(What the exercise asks) Count every line where "name" shows up, and give that number only.
>> Begin Data section
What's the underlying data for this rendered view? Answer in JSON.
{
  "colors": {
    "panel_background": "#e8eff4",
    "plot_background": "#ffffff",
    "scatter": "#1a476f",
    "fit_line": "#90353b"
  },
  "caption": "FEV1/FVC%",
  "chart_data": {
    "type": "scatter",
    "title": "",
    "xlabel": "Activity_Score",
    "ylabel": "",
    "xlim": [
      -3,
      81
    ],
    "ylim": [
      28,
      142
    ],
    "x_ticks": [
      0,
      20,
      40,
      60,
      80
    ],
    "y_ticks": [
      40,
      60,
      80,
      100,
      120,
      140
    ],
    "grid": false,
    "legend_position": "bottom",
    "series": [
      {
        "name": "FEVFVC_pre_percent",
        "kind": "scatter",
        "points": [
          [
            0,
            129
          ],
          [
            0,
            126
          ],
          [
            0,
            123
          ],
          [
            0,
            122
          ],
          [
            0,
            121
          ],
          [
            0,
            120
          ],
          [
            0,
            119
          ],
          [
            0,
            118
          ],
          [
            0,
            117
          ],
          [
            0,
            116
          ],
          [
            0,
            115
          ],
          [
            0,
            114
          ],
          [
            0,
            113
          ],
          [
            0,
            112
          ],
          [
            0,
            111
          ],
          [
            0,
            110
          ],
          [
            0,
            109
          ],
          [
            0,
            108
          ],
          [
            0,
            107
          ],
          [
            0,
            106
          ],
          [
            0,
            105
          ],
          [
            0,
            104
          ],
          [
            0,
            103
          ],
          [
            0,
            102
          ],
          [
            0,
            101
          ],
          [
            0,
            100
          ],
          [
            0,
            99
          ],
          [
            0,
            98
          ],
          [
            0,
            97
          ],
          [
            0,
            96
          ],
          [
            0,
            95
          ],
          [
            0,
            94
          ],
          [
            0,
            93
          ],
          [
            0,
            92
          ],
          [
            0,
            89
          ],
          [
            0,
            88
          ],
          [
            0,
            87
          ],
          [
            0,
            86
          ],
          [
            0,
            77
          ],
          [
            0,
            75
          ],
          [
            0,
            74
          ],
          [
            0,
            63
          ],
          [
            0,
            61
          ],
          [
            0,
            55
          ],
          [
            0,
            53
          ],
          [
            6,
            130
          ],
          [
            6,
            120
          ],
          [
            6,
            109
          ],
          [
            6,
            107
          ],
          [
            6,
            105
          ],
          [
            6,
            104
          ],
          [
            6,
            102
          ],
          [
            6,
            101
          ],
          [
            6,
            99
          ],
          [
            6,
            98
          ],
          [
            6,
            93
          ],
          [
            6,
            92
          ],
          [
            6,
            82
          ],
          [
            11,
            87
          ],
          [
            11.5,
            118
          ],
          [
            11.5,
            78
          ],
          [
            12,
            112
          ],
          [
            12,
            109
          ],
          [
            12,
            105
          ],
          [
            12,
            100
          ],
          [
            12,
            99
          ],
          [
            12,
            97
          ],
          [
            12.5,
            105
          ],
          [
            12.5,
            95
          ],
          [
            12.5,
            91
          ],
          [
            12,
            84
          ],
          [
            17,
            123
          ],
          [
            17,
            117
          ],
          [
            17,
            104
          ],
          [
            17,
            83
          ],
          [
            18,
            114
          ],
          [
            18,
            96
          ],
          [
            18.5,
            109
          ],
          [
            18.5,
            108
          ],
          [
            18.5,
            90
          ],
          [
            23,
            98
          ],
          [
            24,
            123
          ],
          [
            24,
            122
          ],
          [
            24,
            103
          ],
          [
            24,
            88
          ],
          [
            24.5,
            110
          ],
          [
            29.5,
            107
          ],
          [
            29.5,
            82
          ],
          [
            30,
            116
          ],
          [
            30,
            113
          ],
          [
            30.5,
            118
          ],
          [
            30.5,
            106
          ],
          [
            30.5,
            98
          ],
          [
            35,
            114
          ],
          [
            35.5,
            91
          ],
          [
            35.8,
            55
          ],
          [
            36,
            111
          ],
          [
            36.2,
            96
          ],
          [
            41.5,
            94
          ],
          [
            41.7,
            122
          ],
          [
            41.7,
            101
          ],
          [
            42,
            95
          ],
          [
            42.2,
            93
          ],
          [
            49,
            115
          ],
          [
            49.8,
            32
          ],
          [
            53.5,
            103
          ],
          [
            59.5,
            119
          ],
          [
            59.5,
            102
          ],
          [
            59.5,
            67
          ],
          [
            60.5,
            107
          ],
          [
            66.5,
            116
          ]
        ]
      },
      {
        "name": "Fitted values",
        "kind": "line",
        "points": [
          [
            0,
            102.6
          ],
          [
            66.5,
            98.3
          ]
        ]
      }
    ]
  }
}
>> End Data section
(Solution for this exercise) 2